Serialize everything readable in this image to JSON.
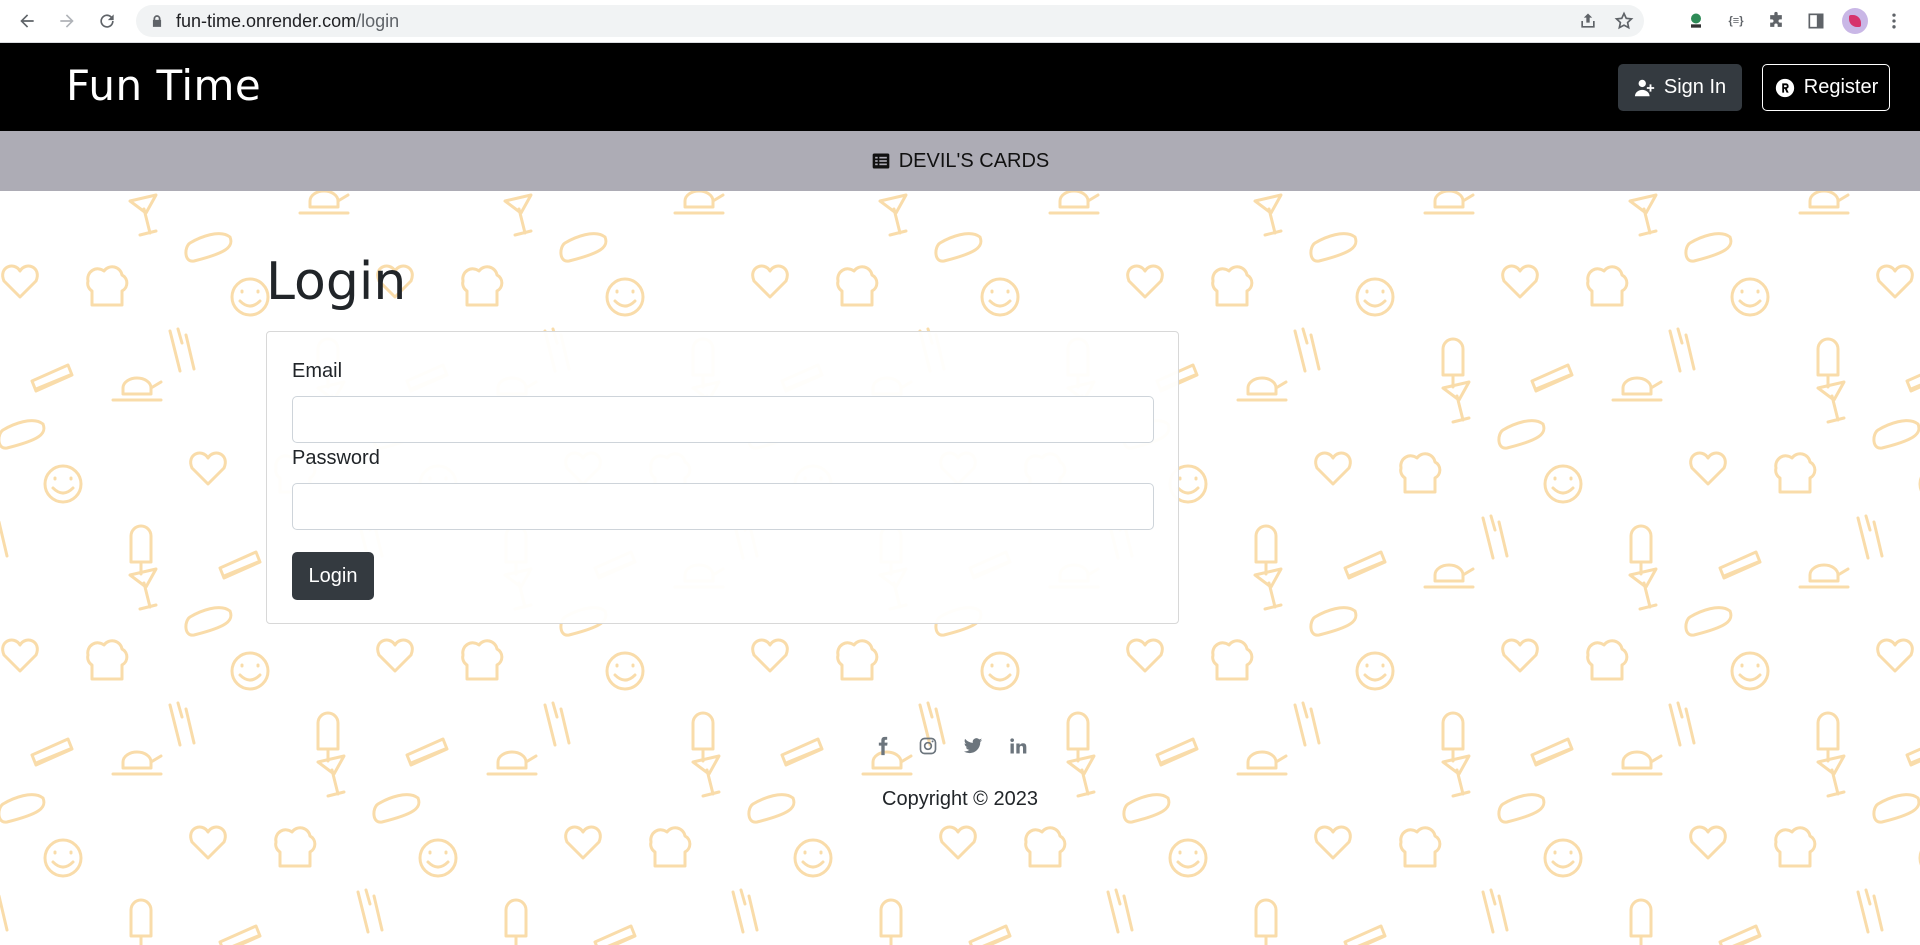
{
  "browser": {
    "url_host": "fun-time.onrender.com",
    "url_path": "/login"
  },
  "header": {
    "brand": "Fun Time",
    "signin_label": "Sign In",
    "register_label": "Register"
  },
  "subnav": {
    "link_label": "DEVIL'S CARDS"
  },
  "login": {
    "title": "Login",
    "email_label": "Email",
    "email_value": "",
    "password_label": "Password",
    "password_value": "",
    "submit_label": "Login"
  },
  "footer": {
    "social_icons": [
      "facebook-icon",
      "instagram-icon",
      "twitter-icon",
      "linkedin-icon"
    ],
    "copyright": "Copyright © 2023"
  },
  "colors": {
    "header_bg": "#000000",
    "subnav_bg": "#adacb5",
    "button_dark": "#343a40",
    "pattern": "#f9dcaa"
  }
}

**What you are asked to do**
Give every record back exactly as it reads, with no images.

**Exercise solution**
Serialize everything readable in this image to JSON.
{
  "browser": {
    "url_host": "fun-time.onrender.com",
    "url_path": "/login"
  },
  "header": {
    "brand": "Fun Time",
    "signin_label": "Sign In",
    "register_label": "Register"
  },
  "subnav": {
    "link_label": "DEVIL'S CARDS"
  },
  "login": {
    "title": "Login",
    "email_label": "Email",
    "email_value": "",
    "password_label": "Password",
    "password_value": "",
    "submit_label": "Login"
  },
  "footer": {
    "social_icons": [
      "facebook-icon",
      "instagram-icon",
      "twitter-icon",
      "linkedin-icon"
    ],
    "copyright": "Copyright © 2023"
  },
  "colors": {
    "header_bg": "#000000",
    "subnav_bg": "#adacb5",
    "button_dark": "#343a40",
    "pattern": "#f9dcaa"
  }
}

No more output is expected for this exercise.